* _EXERCISE_
Copy out all of the material exactly.
● ● ● ●
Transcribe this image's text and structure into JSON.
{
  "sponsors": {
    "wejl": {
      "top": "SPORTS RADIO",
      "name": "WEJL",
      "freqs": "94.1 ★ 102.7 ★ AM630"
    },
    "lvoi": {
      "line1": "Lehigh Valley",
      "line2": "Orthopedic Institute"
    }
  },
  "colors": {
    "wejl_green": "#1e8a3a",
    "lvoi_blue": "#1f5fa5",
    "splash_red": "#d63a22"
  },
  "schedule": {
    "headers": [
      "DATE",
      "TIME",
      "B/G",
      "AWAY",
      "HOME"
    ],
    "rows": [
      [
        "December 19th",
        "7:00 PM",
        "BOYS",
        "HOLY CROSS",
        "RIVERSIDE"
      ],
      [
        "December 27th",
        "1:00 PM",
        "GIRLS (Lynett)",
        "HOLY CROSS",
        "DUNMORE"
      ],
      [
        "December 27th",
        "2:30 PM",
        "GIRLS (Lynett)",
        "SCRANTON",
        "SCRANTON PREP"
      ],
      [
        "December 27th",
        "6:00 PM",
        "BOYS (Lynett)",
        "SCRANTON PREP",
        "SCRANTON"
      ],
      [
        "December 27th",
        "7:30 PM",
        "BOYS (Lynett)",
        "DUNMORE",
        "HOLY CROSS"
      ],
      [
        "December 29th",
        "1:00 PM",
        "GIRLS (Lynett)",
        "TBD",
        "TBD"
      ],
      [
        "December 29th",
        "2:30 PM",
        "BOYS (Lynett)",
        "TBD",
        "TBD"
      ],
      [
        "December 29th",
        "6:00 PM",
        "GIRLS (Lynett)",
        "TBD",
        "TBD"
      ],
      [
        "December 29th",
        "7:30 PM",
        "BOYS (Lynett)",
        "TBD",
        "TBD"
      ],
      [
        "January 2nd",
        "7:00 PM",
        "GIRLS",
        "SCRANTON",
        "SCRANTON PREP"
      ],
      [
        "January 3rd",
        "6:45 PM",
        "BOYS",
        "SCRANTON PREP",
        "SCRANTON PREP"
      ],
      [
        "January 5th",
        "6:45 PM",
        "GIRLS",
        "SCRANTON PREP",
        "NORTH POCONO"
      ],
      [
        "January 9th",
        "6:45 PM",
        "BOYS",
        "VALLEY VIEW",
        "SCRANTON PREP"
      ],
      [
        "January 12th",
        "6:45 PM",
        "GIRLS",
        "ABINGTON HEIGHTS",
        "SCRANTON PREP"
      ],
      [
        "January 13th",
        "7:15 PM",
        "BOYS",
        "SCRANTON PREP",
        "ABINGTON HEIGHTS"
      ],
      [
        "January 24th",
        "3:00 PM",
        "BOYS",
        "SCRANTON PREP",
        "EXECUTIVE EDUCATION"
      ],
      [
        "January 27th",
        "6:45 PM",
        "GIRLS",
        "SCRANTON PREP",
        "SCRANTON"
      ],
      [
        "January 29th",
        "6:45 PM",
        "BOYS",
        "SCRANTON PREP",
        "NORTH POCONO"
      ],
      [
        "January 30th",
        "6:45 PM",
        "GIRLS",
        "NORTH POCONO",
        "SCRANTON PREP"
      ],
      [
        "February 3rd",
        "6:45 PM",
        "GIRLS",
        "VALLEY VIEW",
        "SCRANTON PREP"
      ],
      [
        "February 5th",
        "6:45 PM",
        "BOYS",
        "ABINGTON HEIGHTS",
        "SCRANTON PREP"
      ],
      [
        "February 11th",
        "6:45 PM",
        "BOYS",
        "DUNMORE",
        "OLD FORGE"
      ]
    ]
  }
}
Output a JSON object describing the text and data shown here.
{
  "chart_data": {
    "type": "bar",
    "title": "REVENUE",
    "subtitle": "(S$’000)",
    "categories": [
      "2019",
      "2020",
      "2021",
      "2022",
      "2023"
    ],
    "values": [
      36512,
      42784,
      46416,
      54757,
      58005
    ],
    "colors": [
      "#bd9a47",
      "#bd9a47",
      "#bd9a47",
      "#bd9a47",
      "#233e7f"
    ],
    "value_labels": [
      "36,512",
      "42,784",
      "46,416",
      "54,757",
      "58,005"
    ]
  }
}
● ● ● ●
* _FULL OUTPUT_
Transcribe this image's text and structure into JSON.
{
  "sponsors": {
    "wejl": {
      "top": "SPORTS RADIO",
      "name": "WEJL",
      "freqs": "94.1 ★ 102.7 ★ AM630"
    },
    "lvoi": {
      "line1": "Lehigh Valley",
      "line2": "Orthopedic Institute"
    }
  },
  "colors": {
    "wejl_green": "#1e8a3a",
    "lvoi_blue": "#1f5fa5",
    "splash_red": "#d63a22"
  },
  "schedule": {
    "headers": [
      "DATE",
      "TIME",
      "B/G",
      "AWAY",
      "HOME"
    ],
    "rows": [
      [
        "December 19th",
        "7:00 PM",
        "BOYS",
        "HOLY CROSS",
        "RIVERSIDE"
      ],
      [
        "December 27th",
        "1:00 PM",
        "GIRLS (Lynett)",
        "HOLY CROSS",
        "DUNMORE"
      ],
      [
        "December 27th",
        "2:30 PM",
        "GIRLS (Lynett)",
        "SCRANTON",
        "SCRANTON PREP"
      ],
      [
        "December 27th",
        "6:00 PM",
        "BOYS (Lynett)",
        "SCRANTON PREP",
        "SCRANTON"
      ],
      [
        "December 27th",
        "7:30 PM",
        "BOYS (Lynett)",
        "DUNMORE",
        "HOLY CROSS"
      ],
      [
        "December 29th",
        "1:00 PM",
        "GIRLS (Lynett)",
        "TBD",
        "TBD"
      ],
      [
        "December 29th",
        "2:30 PM",
        "BOYS (Lynett)",
        "TBD",
        "TBD"
      ],
      [
        "December 29th",
        "6:00 PM",
        "GIRLS (Lynett)",
        "TBD",
        "TBD"
      ],
      [
        "December 29th",
        "7:30 PM",
        "BOYS (Lynett)",
        "TBD",
        "TBD"
      ],
      [
        "January 2nd",
        "7:00 PM",
        "GIRLS",
        "SCRANTON",
        "SCRANTON PREP"
      ],
      [
        "January 3rd",
        "6:45 PM",
        "BOYS",
        "SCRANTON PREP",
        "SCRANTON PREP"
      ],
      [
        "January 5th",
        "6:45 PM",
        "GIRLS",
        "SCRANTON PREP",
        "NORTH POCONO"
      ],
      [
        "January 9th",
        "6:45 PM",
        "BOYS",
        "VALLEY VIEW",
        "SCRANTON PREP"
      ],
      [
        "January 12th",
        "6:45 PM",
        "GIRLS",
        "ABINGTON HEIGHTS",
        "SCRANTON PREP"
      ],
      [
        "January 13th",
        "7:15 PM",
        "BOYS",
        "SCRANTON PREP",
        "ABINGTON HEIGHTS"
      ],
      [
        "January 24th",
        "3:00 PM",
        "BOYS",
        "SCRANTON PREP",
        "EXECUTIVE EDUCATION"
      ],
      [
        "January 27th",
        "6:45 PM",
        "GIRLS",
        "SCRANTON PREP",
        "SCRANTON"
      ],
      [
        "January 29th",
        "6:45 PM",
        "BOYS",
        "SCRANTON PREP",
        "NORTH POCONO"
      ],
      [
        "January 30th",
        "6:45 PM",
        "GIRLS",
        "NORTH POCONO",
        "SCRANTON PREP"
      ],
      [
        "February 3rd",
        "6:45 PM",
        "GIRLS",
        "VALLEY VIEW",
        "SCRANTON PREP"
      ],
      [
        "February 5th",
        "6:45 PM",
        "BOYS",
        "ABINGTON HEIGHTS",
        "SCRANTON PREP"
      ],
      [
        "February 11th",
        "6:45 PM",
        "BOYS",
        "DUNMORE",
        "OLD FORGE"
      ]
    ]
  }
}
Output a JSON object describing the text and data shown here.
{
  "chart_data": {
    "type": "bar",
    "title": "REVENUE",
    "subtitle": "(S$’000)",
    "categories": [
      "2019",
      "2020",
      "2021",
      "2022",
      "2023"
    ],
    "values": [
      36512,
      42784,
      46416,
      54757,
      58005
    ],
    "colors": [
      "#bd9a47",
      "#bd9a47",
      "#bd9a47",
      "#bd9a47",
      "#233e7f"
    ],
    "value_labels": [
      "36,512",
      "42,784",
      "46,416",
      "54,757",
      "58,005"
    ]
  }
}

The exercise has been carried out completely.